THE EXERCISE:
Continue the review of Libra Shrugged, starting right after its last sentence.

#### ARTICLE ####

Review of Libra Shrugged

Andrew M. Bailey

2 November 2020

If Bitcoin is the Catholic Church (with Michael Saylor as a newly-installed priest), and if Ethereum is the Church of England, then Facebook’s Libra cryptocurrency is the Church of Scientology. And David Gerard is Christopher Hitchens, crying a skeptical pox on all their houses.

David Gerard's Attack of the 50 Foot Blockchain is one of the best cases against Bitcoin (and cryptocurrency, and smart contracts, and "blockchain technology"). Three years later, he's back for more. This time, his target is Facebook and their proposed Libra.

You can guess the basic story of Libra Shrugged from its subtitle: “How Facebook Tried to Take Over the Money”. Facebook tried, but failed, at extending its power over something rather important -- money itself. And though Libra's story isn't yet over, it appears that Gerard's favored outcome currently has the edge. There's just no obvious path forward for Libra.

Why did it die, though, and what's wrong with the Libra plans in the first place? Gerard has a lot to say on these questions, but I'll identify just five points that I found particularly insightful.

First, Libra was born in sin -- libertarian sin, to be precise. What its creators wanted to do was design a global currency that couldn't be stopped by government regulators. Gerard is clearly no libertarian and finds this prospect alarming. He often -- and correctly -- cites money-laundering as an obvious consequence of a genuinely decentralized and unstoppable payment system. What Facebook wanted to do was integrate Bitcoin into their platform. Magical internet money for the masses, and loads of data about how it’s used for Facebook -- win-win! But Bitcoin can’t handle micropayments for two billion users. So they did what everyone else was doing (in 2017, at any rate): they prepared to launch their own token. That’s a lot of work just to circumvent perfectly reasonable regulations against money laundering and criminal enterprise.

Second, Libra involved wild systemic risks. Libras would be backed by state-issued currency or cash-like instruments. But there's no way to do this at scale -- two billion users, remember -- without turning Facebook into a bank. Who manages the trillion dollar pool to maintain the 1:1 peg of Libras to dollars or whatnot? Vague documentation on this point does not inspire confidence. And the instruments that would show up in that pool might be of just the sort that led to the 2008 financial crisis. What's worse, the developers in charge didn't seem to understand any of this. No wonder regulators panicked when they learned what was afoot.

Third, the use of a blockchain -- this is what could make Libra a “cryptocurrency” and not just another PayPal -- is either wicked or spurious. If the Libra network is genuinely decentralized and unstoppable, then it could conceivably need a blockchain. But in that case, see point one -- and it's unclear whether blockchains could scale anyways. And if the network didn't even aim at being unstoppable, then a simple database would do just fine -- no need for a fancy append-only ledger. In any case, Libra is either Bitcoin all over again or mere blockchain theater.

#### SOURCE EXCERPT ####

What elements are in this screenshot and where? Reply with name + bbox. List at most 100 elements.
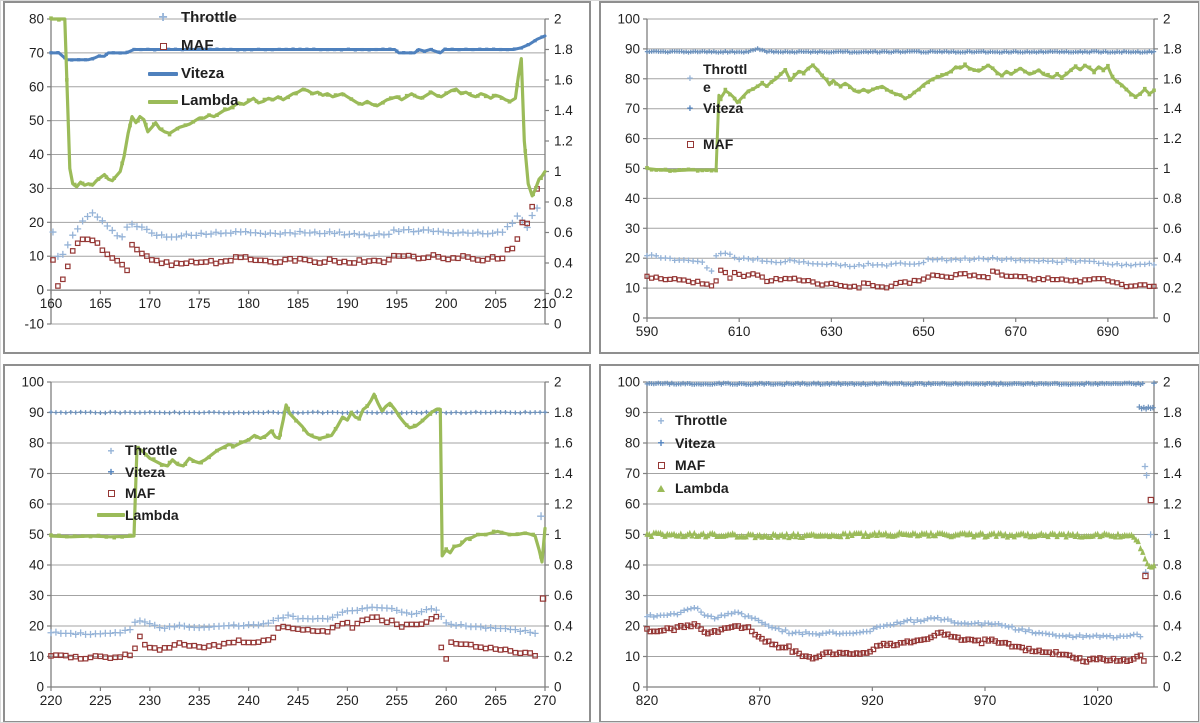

####

OUTPUT OF THE TASK:
Fourth, Gerard identifies and critiques a theme that runs throughout much of the public-facing Libra communication: banking the unbanked. It sounds good, doesn't it? Bank accounts are great. Some people can't get them. Let's fix it! The issue here isn't that the unbanked don't face problems, Gerard argues. They clearly do. But the Facebook approach isn't well-suited to solve them. For one, the unbanked in the USA face very different problems than do the unbanked elsewhere. And these aren't problems you can discern by looking out the window of a Menlo Park office. The unbanked tend not to trust banks, as it turns out. And they don't trust Facebook either. So the most interesting and beneficent-sounding pitch in the entire Libra deck turns out to misfire.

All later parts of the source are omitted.